**Stated goal:** Copy all lines holding the word "Місце" from the entries.

# Start of Provided data

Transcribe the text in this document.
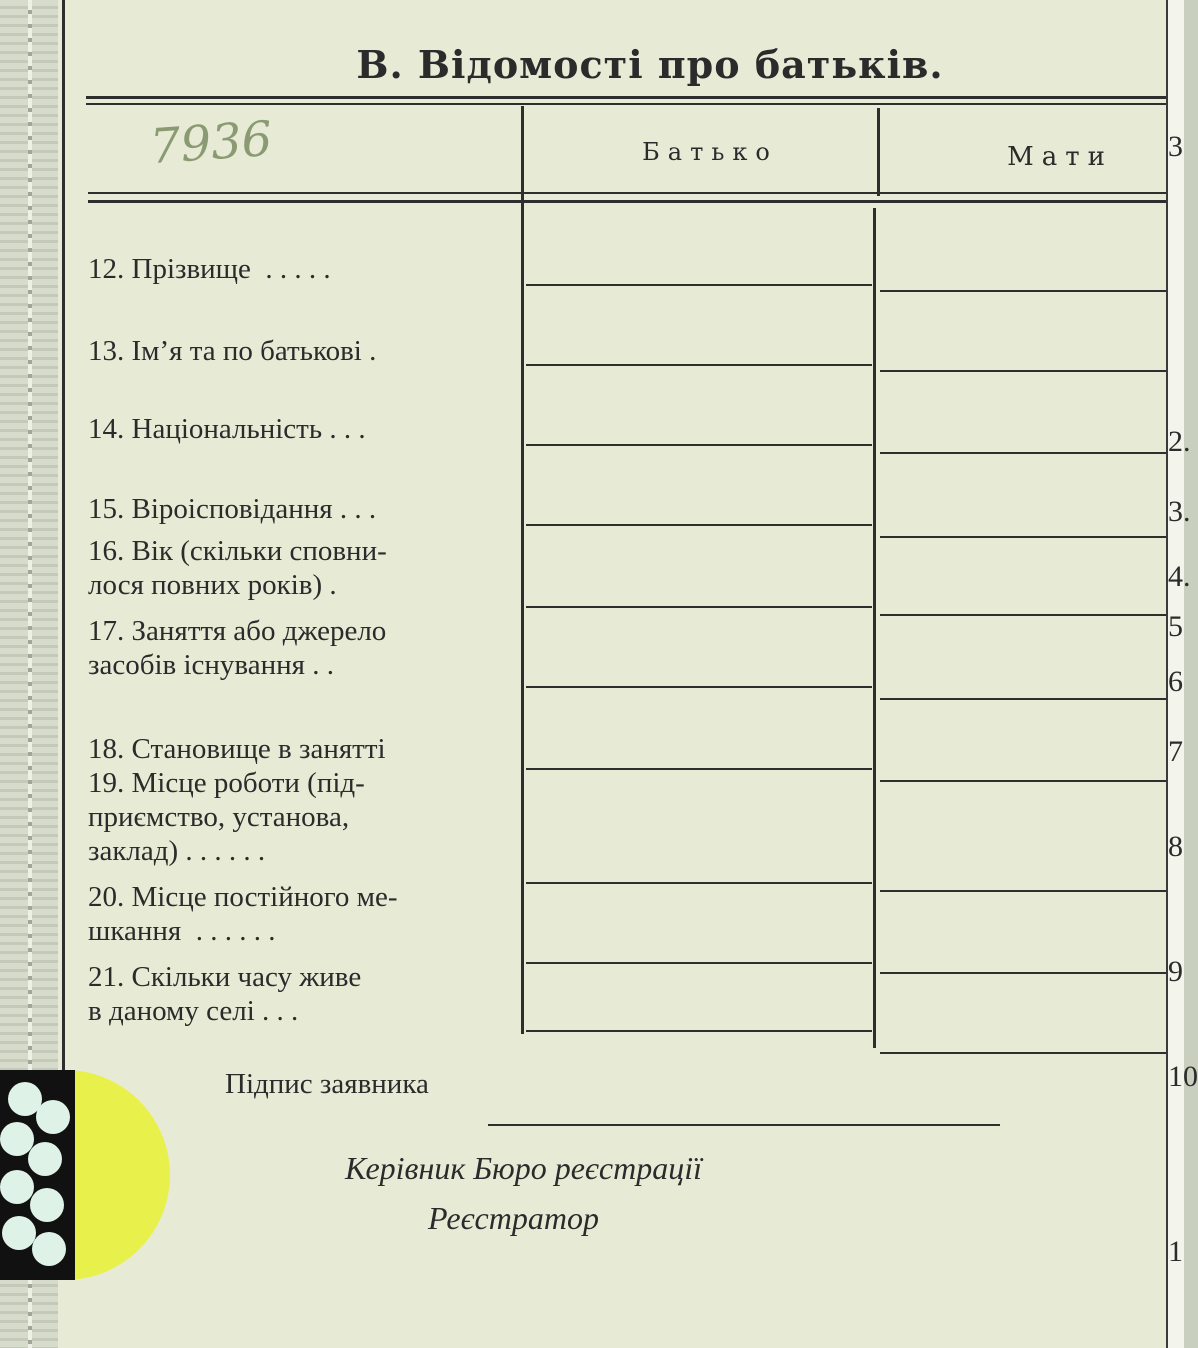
В. Відомості про батьків.
7936	Батько	Мати
12. Прізвище  . . . . .
13. Ім’я та по батькові .
14. Національність . . .
15. Віроісповідання . . .
16. Вік (скільки сповни-
лося повних років) .
17. Заняття або джерело
засобів існування . .
18. Становище в занятті
19. Місце роботи (під-
приємство, установа,
заклад) . . . . . .
20. Місце постійного ме-
шкання  . . . . . .
21. Скільки часу живе
в даному селі . . .
Підпис заявника
Керівник Бюро реєстрації
Реєстратор
3
2.
3.
4.
5
6
7
8
9
10
1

# End of Provided data

**Complete output:**
19. Місце роботи (під-
20. Місце постійного ме-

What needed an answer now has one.